[Stored dataset items]
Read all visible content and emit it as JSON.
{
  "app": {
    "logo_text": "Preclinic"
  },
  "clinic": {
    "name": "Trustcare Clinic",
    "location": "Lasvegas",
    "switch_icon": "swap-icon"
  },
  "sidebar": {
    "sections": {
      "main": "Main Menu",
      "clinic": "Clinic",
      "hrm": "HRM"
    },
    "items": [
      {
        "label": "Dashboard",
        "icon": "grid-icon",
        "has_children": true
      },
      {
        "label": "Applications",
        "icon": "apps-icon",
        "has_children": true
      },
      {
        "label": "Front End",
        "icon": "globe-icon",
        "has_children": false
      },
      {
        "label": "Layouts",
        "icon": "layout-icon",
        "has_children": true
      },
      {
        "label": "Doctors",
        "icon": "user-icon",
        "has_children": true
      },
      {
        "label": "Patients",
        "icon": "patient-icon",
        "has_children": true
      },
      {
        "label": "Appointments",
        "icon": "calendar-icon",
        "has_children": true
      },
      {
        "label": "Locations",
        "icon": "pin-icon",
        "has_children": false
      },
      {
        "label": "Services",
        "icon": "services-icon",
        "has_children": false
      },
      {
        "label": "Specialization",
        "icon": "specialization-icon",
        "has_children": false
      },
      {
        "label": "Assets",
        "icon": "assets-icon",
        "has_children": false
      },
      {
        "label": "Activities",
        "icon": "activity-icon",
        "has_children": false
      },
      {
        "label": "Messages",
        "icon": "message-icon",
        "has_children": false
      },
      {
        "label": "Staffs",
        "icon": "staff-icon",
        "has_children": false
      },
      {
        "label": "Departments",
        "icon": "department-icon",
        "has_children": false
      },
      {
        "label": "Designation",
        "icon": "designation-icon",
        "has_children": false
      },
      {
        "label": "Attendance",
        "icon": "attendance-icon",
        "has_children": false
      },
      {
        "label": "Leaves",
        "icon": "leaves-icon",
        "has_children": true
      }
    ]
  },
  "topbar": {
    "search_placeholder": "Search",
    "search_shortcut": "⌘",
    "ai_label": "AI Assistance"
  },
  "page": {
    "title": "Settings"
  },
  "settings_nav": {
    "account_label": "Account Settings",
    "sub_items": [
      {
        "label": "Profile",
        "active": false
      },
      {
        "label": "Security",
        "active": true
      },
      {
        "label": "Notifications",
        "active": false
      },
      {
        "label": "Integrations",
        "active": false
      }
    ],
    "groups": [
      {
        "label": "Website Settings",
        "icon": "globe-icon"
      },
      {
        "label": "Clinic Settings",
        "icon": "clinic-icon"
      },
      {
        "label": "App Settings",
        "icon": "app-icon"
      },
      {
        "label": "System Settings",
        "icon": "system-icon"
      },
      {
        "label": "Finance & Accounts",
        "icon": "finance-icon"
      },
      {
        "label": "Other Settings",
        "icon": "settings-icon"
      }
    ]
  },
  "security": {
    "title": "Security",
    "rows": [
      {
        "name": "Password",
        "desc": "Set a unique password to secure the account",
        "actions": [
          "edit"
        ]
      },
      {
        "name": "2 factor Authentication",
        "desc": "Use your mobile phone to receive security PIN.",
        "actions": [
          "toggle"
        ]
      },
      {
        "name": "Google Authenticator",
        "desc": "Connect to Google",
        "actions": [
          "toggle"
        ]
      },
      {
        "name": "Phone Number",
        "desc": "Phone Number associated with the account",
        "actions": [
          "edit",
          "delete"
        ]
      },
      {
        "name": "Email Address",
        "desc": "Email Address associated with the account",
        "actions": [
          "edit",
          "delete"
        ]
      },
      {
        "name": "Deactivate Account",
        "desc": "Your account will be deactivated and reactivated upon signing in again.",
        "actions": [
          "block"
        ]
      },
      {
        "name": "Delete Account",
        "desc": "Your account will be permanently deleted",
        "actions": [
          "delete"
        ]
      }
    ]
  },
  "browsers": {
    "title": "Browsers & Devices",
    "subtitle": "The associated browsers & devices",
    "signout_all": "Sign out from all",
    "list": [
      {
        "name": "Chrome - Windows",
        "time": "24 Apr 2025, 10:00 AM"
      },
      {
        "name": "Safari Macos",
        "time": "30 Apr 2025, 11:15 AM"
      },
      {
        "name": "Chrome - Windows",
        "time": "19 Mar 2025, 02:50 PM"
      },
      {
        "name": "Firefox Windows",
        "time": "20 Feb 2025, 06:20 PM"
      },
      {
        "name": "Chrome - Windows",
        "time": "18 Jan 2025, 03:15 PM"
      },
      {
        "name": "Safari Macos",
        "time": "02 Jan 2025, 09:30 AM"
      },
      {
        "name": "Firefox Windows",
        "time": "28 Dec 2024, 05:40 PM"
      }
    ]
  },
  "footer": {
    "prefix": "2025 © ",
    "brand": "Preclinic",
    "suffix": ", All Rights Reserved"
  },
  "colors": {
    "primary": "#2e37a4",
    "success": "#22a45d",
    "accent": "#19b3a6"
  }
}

(Task to complete): Every entry above must be returned word for word.

(Solution to the problem):
Read all visible content and emit it as JSON.
{
  "app": {
    "logo_text": "Preclinic"
  },
  "clinic": {
    "name": "Trustcare Clinic",
    "location": "Lasvegas",
    "switch_icon": "swap-icon"
  },
  "sidebar": {
    "sections": {
      "main": "Main Menu",
      "clinic": "Clinic",
      "hrm": "HRM"
    },
    "items": [
      {
        "label": "Dashboard",
        "icon": "grid-icon",
        "has_children": true
      },
      {
        "label": "Applications",
        "icon": "apps-icon",
        "has_children": true
      },
      {
        "label": "Front End",
        "icon": "globe-icon",
        "has_children": false
      },
      {
        "label": "Layouts",
        "icon": "layout-icon",
        "has_children": true
      },
      {
        "label": "Doctors",
        "icon": "user-icon",
        "has_children": true
      },
      {
        "label": "Patients",
        "icon": "patient-icon",
        "has_children": true
      },
      {
        "label": "Appointments",
        "icon": "calendar-icon",
        "has_children": true
      },
      {
        "label": "Locations",
        "icon": "pin-icon",
        "has_children": false
      },
      {
        "label": "Services",
        "icon": "services-icon",
        "has_children": false
      },
      {
        "label": "Specialization",
        "icon": "specialization-icon",
        "has_children": false
      },
      {
        "label": "Assets",
        "icon": "assets-icon",
        "has_children": false
      },
      {
        "label": "Activities",
        "icon": "activity-icon",
        "has_children": false
      },
      {
        "label": "Messages",
        "icon": "message-icon",
        "has_children": false
      },
      {
        "label": "Staffs",
        "icon": "staff-icon",
        "has_children": false
      },
      {
        "label": "Departments",
        "icon": "department-icon",
        "has_children": false
      },
      {
        "label": "Designation",
        "icon": "designation-icon",
        "has_children": false
      },
      {
        "label": "Attendance",
        "icon": "attendance-icon",
        "has_children": false
      },
      {
        "label": "Leaves",
        "icon": "leaves-icon",
        "has_children": true
      }
    ]
  },
  "topbar": {
    "search_placeholder": "Search",
    "search_shortcut": "⌘",
    "ai_label": "AI Assistance"
  },
  "page": {
    "title": "Settings"
  },
  "settings_nav": {
    "account_label": "Account Settings",
    "sub_items": [
      {
        "label": "Profile",
        "active": false
      },
      {
        "label": "Security",
        "active": true
      },
      {
        "label": "Notifications",
        "active": false
      },
      {
        "label": "Integrations",
        "active": false
      }
    ],
    "groups": [
      {
        "label": "Website Settings",
        "icon": "globe-icon"
      },
      {
        "label": "Clinic Settings",
        "icon": "clinic-icon"
      },
      {
        "label": "App Settings",
        "icon": "app-icon"
      },
      {
        "label": "System Settings",
        "icon": "system-icon"
      },
      {
        "label": "Finance & Accounts",
        "icon": "finance-icon"
      },
      {
        "label": "Other Settings",
        "icon": "settings-icon"
      }
    ]
  },
  "security": {
    "title": "Security",
    "rows": [
      {
        "name": "Password",
        "desc": "Set a unique password to secure the account",
        "actions": [
          "edit"
        ]
      },
      {
        "name": "2 factor Authentication",
        "desc": "Use your mobile phone to receive security PIN.",
        "actions": [
          "toggle"
        ]
      },
      {
        "name": "Google Authenticator",
        "desc": "Connect to Google",
        "actions": [
          "toggle"
        ]
      },
      {
        "name": "Phone Number",
        "desc": "Phone Number associated with the account",
        "actions": [
          "edit",
          "delete"
        ]
      },
      {
        "name": "Email Address",
        "desc": "Email Address associated with the account",
        "actions": [
          "edit",
          "delete"
        ]
      },
      {
        "name": "Deactivate Account",
        "desc": "Your account will be deactivated and reactivated upon signing in again.",
        "actions": [
          "block"
        ]
      },
      {
        "name": "Delete Account",
        "desc": "Your account will be permanently deleted",
        "actions": [
          "delete"
        ]
      }
    ]
  },
  "browsers": {
    "title": "Browsers & Devices",
    "subtitle": "The associated browsers & devices",
    "signout_all": "Sign out from all",
    "list": [
      {
        "name": "Chrome - Windows",
        "time": "24 Apr 2025, 10:00 AM"
      },
      {
        "name": "Safari Macos",
        "time": "30 Apr 2025, 11:15 AM"
      },
      {
        "name": "Chrome - Windows",
        "time": "19 Mar 2025, 02:50 PM"
      },
      {
        "name": "Firefox Windows",
        "time": "20 Feb 2025, 06:20 PM"
      },
      {
        "name": "Chrome - Windows",
        "time": "18 Jan 2025, 03:15 PM"
      },
      {
        "name": "Safari Macos",
        "time": "02 Jan 2025, 09:30 AM"
      },
      {
        "name": "Firefox Windows",
        "time": "28 Dec 2024, 05:40 PM"
      }
    ]
  },
  "footer": {
    "prefix": "2025 © ",
    "brand": "Preclinic",
    "suffix": ", All Rights Reserved"
  },
  "colors": {
    "primary": "#2e37a4",
    "success": "#22a45d",
    "accent": "#19b3a6"
  }
}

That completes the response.